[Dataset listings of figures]
::::::::

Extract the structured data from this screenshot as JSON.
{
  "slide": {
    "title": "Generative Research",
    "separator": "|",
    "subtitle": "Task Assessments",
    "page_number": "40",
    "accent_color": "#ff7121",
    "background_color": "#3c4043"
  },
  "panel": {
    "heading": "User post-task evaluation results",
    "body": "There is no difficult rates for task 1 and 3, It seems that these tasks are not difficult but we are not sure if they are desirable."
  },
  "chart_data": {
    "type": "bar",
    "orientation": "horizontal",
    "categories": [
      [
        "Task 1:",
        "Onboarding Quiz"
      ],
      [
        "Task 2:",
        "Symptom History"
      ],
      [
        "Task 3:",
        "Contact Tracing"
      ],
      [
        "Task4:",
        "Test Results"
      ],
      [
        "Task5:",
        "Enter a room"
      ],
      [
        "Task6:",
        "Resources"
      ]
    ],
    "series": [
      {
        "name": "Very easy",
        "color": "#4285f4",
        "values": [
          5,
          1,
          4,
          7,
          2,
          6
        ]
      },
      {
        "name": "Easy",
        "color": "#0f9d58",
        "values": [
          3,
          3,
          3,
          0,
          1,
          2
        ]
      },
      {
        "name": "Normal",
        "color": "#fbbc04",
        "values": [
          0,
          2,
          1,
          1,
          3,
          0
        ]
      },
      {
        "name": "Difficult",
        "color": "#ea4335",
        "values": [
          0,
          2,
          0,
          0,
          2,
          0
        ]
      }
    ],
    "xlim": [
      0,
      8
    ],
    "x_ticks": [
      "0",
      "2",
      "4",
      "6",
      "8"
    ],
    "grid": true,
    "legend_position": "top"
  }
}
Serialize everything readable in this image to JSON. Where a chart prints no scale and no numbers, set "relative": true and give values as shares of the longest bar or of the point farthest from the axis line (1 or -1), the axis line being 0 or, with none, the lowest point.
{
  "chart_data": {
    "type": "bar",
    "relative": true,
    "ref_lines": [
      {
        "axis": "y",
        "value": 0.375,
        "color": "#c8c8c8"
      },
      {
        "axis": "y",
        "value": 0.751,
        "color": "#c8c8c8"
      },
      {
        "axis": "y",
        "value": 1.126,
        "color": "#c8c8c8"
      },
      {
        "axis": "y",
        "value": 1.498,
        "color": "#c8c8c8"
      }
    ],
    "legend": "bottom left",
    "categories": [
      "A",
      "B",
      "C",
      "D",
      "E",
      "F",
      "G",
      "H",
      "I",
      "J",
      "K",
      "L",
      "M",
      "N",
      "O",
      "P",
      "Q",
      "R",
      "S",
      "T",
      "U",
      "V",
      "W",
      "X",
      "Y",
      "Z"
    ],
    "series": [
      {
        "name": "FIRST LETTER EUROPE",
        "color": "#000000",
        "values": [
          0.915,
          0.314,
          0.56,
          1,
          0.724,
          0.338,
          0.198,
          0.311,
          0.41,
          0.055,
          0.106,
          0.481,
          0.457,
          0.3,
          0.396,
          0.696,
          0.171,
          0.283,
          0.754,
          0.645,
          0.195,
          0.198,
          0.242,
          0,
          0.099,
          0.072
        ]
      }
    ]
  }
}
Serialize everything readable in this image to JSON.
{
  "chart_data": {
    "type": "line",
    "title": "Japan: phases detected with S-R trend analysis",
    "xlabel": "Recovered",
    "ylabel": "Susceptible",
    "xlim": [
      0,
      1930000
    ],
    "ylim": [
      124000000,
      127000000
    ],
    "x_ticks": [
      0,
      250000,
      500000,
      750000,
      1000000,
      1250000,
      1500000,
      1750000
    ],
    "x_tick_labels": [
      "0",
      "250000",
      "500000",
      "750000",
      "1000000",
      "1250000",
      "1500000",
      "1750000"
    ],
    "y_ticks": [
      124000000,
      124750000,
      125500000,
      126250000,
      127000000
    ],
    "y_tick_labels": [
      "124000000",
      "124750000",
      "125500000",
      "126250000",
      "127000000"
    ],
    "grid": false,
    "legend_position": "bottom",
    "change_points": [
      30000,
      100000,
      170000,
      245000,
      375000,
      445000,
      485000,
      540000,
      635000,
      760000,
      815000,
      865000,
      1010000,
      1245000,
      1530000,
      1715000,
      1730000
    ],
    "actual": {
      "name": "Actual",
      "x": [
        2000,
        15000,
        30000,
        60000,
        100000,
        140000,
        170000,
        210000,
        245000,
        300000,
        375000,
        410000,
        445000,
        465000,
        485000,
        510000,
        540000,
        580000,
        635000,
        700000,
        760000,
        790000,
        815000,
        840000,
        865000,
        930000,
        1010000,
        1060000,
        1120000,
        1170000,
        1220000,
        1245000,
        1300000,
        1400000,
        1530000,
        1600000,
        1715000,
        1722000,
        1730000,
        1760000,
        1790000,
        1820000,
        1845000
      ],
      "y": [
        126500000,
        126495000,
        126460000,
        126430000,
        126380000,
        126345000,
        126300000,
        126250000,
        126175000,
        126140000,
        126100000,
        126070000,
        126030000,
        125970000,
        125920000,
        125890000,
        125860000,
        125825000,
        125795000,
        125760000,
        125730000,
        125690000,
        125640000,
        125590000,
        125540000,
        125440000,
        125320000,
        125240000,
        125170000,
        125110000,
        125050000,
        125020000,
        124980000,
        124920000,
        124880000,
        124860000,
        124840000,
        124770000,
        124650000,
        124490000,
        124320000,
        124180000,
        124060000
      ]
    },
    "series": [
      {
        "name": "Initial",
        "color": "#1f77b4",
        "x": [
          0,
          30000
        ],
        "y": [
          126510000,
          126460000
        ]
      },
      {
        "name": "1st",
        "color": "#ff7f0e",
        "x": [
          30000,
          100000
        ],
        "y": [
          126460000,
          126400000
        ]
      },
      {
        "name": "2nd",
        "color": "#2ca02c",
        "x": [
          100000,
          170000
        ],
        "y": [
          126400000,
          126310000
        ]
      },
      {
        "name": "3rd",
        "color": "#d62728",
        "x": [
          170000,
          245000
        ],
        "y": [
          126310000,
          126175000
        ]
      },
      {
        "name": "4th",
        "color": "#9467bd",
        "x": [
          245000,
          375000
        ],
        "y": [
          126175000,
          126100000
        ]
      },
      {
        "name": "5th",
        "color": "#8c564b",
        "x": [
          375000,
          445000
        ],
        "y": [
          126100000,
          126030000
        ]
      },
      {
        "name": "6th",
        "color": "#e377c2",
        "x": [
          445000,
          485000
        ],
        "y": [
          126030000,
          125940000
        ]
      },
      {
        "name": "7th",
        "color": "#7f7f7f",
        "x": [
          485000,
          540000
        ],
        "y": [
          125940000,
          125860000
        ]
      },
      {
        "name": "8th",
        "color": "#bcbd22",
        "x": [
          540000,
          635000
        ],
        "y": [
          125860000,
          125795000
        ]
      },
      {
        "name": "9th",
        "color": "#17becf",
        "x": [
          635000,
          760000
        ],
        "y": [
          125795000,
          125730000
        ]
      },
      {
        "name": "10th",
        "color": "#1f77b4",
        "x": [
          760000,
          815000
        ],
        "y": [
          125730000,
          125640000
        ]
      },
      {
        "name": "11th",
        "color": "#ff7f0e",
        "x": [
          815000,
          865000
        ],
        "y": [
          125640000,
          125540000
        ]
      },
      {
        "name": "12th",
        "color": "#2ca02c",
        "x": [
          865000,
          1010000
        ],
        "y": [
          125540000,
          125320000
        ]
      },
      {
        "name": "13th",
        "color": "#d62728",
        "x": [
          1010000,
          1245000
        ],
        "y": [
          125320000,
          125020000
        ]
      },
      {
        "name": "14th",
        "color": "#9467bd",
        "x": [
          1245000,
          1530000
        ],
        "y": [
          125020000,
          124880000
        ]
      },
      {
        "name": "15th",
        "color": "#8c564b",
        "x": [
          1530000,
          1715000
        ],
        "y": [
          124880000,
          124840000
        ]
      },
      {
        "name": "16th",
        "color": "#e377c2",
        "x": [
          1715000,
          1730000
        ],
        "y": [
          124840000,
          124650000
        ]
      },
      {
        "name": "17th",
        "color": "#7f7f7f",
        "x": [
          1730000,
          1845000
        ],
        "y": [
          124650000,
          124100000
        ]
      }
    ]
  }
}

::::::::

• [The task] Search the preceding listing for "true" and extract every line where it is found.

• [Exercise output]
    "grid": true,
Serialize everything readable in this image to JSON. Where a chart prints no scale and no numbers, set "relative": true and give values as shares of the longest bar or of the point farthest from the axis line (1 or -1), the axis line being 0 or, with none, the lowest point.
    "relative": true,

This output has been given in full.